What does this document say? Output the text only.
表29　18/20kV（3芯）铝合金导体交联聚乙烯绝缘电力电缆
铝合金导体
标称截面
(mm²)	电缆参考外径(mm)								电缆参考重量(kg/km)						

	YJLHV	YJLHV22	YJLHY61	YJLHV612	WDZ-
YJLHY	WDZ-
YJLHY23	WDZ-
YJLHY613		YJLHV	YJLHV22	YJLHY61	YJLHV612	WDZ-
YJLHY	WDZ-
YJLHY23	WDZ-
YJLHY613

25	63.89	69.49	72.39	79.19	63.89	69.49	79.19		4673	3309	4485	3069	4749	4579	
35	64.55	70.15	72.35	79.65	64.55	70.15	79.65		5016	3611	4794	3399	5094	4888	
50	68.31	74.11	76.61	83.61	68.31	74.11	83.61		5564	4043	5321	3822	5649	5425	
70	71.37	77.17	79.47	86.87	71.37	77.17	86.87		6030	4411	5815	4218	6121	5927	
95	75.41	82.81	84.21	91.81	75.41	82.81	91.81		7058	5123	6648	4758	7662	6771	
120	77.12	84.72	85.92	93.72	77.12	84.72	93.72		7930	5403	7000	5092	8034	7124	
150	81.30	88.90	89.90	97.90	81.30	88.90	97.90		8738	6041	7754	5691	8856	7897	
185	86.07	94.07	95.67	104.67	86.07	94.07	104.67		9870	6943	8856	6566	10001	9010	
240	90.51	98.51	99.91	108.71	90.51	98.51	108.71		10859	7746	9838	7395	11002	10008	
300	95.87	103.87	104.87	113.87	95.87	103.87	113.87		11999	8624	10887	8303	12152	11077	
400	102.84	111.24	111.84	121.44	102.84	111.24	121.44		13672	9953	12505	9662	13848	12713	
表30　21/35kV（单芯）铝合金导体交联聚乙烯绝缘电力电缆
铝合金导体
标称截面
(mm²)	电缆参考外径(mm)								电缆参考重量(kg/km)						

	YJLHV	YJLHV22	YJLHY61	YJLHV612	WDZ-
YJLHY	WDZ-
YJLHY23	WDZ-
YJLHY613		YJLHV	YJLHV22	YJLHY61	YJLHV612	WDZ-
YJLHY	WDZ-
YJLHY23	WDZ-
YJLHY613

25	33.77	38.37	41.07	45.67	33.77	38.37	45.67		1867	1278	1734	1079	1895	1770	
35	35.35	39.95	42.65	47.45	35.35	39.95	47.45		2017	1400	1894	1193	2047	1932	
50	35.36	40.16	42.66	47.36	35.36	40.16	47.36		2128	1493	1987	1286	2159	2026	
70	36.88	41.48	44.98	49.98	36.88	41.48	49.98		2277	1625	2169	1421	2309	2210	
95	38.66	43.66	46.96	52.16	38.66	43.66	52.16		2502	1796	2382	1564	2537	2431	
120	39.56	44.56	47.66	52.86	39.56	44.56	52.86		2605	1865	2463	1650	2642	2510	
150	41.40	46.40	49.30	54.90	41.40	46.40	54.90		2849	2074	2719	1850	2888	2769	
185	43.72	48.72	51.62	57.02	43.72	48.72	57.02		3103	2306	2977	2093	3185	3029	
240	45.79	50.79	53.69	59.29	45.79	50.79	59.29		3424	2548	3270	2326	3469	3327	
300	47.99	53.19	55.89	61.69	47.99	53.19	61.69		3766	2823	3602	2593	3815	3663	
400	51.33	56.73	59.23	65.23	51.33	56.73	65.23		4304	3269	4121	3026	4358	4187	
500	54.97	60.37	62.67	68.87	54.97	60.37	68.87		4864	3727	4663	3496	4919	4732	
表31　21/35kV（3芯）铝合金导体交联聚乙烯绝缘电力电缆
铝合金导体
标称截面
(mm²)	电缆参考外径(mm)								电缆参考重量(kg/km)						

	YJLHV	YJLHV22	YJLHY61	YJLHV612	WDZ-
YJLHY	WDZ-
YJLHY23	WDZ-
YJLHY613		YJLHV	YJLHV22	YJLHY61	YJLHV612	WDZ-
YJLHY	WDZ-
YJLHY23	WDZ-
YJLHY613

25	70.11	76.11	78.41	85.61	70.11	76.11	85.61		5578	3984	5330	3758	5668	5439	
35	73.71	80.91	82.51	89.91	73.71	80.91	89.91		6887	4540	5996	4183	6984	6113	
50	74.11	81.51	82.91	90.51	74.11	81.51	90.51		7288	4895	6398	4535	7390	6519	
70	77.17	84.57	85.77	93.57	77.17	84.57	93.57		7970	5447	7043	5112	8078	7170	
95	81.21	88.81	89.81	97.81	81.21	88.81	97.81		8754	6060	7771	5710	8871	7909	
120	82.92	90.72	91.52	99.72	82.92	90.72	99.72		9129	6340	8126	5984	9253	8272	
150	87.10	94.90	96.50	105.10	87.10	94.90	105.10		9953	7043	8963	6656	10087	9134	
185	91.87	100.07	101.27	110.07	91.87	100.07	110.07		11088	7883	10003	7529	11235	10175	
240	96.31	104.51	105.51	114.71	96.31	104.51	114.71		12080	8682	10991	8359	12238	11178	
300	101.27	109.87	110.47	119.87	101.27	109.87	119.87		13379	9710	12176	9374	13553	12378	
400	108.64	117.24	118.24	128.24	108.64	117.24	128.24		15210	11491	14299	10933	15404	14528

• WHAT YOU WILL DO
Output all preceding records character for character.

• PROBLEM SOLUTION
What does this document say? Output the text only.
表29　18/20kV（3芯）铝合金导体交联聚乙烯绝缘电力电缆
铝合金导体
标称截面
(mm²)	电缆参考外径(mm)								电缆参考重量(kg/km)						

	YJLHV	YJLHV22	YJLHY61	YJLHV612	WDZ-
YJLHY	WDZ-
YJLHY23	WDZ-
YJLHY613		YJLHV	YJLHV22	YJLHY61	YJLHV612	WDZ-
YJLHY	WDZ-
YJLHY23	WDZ-
YJLHY613

25	63.89	69.49	72.39	79.19	63.89	69.49	79.19		4673	3309	4485	3069	4749	4579	
35	64.55	70.15	72.35	79.65	64.55	70.15	79.65		5016	3611	4794	3399	5094	4888	
50	68.31	74.11	76.61	83.61	68.31	74.11	83.61		5564	4043	5321	3822	5649	5425	
70	71.37	77.17	79.47	86.87	71.37	77.17	86.87		6030	4411	5815	4218	6121	5927	
95	75.41	82.81	84.21	91.81	75.41	82.81	91.81		7058	5123	6648	4758	7662	6771	
120	77.12	84.72	85.92	93.72	77.12	84.72	93.72		7930	5403	7000	5092	8034	7124	
150	81.30	88.90	89.90	97.90	81.30	88.90	97.90		8738	6041	7754	5691	8856	7897	
185	86.07	94.07	95.67	104.67	86.07	94.07	104.67		9870	6943	8856	6566	10001	9010	
240	90.51	98.51	99.91	108.71	90.51	98.51	108.71		10859	7746	9838	7395	11002	10008	
300	95.87	103.87	104.87	113.87	95.87	103.87	113.87		11999	8624	10887	8303	12152	11077	
400	102.84	111.24	111.84	121.44	102.84	111.24	121.44		13672	9953	12505	9662	13848	12713	
表30　21/35kV（单芯）铝合金导体交联聚乙烯绝缘电力电缆
铝合金导体
标称截面
(mm²)	电缆参考外径(mm)								电缆参考重量(kg/km)						

	YJLHV	YJLHV22	YJLHY61	YJLHV612	WDZ-
YJLHY	WDZ-
YJLHY23	WDZ-
YJLHY613		YJLHV	YJLHV22	YJLHY61	YJLHV612	WDZ-
YJLHY	WDZ-
YJLHY23	WDZ-
YJLHY613

25	33.77	38.37	41.07	45.67	33.77	38.37	45.67		1867	1278	1734	1079	1895	1770	
35	35.35	39.95	42.65	47.45	35.35	39.95	47.45		2017	1400	1894	1193	2047	1932	
50	35.36	40.16	42.66	47.36	35.36	40.16	47.36		2128	1493	1987	1286	2159	2026	
70	36.88	41.48	44.98	49.98	36.88	41.48	49.98		2277	1625	2169	1421	2309	2210	
95	38.66	43.66	46.96	52.16	38.66	43.66	52.16		2502	1796	2382	1564	2537	2431	
120	39.56	44.56	47.66	52.86	39.56	44.56	52.86		2605	1865	2463	1650	2642	2510	
150	41.40	46.40	49.30	54.90	41.40	46.40	54.90		2849	2074	2719	1850	2888	2769	
185	43.72	48.72	51.62	57.02	43.72	48.72	57.02		3103	2306	2977	2093	3185	3029	
240	45.79	50.79	53.69	59.29	45.79	50.79	59.29		3424	2548	3270	2326	3469	3327	
300	47.99	53.19	55.89	61.69	47.99	53.19	61.69		3766	2823	3602	2593	3815	3663	
400	51.33	56.73	59.23	65.23	51.33	56.73	65.23		4304	3269	4121	3026	4358	4187	
500	54.97	60.37	62.67	68.87	54.97	60.37	68.87		4864	3727	4663	3496	4919	4732	
表31　21/35kV（3芯）铝合金导体交联聚乙烯绝缘电力电缆
铝合金导体
标称截面
(mm²)	电缆参考外径(mm)								电缆参考重量(kg/km)						

	YJLHV	YJLHV22	YJLHY61	YJLHV612	WDZ-
YJLHY	WDZ-
YJLHY23	WDZ-
YJLHY613		YJLHV	YJLHV22	YJLHY61	YJLHV612	WDZ-
YJLHY	WDZ-
YJLHY23	WDZ-
YJLHY613

25	70.11	76.11	78.41	85.61	70.11	76.11	85.61		5578	3984	5330	3758	5668	5439	
35	73.71	80.91	82.51	89.91	73.71	80.91	89.91		6887	4540	5996	4183	6984	6113	
50	74.11	81.51	82.91	90.51	74.11	81.51	90.51		7288	4895	6398	4535	7390	6519	
70	77.17	84.57	85.77	93.57	77.17	84.57	93.57		7970	5447	7043	5112	8078	7170	
95	81.21	88.81	89.81	97.81	81.21	88.81	97.81		8754	6060	7771	5710	8871	7909	
120	82.92	90.72	91.52	99.72	82.92	90.72	99.72		9129	6340	8126	5984	9253	8272	
150	87.10	94.90	96.50	105.10	87.10	94.90	105.10		9953	7043	8963	6656	10087	9134	
185	91.87	100.07	101.27	110.07	91.87	100.07	110.07		11088	7883	10003	7529	11235	10175	
240	96.31	104.51	105.51	114.71	96.31	104.51	114.71		12080	8682	10991	8359	12238	11178	
300	101.27	109.87	110.47	119.87	101.27	109.87	119.87		13379	9710	12176	9374	13553	12378	
400	108.64	117.24	118.24	128.24	108.64	117.24	128.24		15210	11491	14299	10933	15404	14528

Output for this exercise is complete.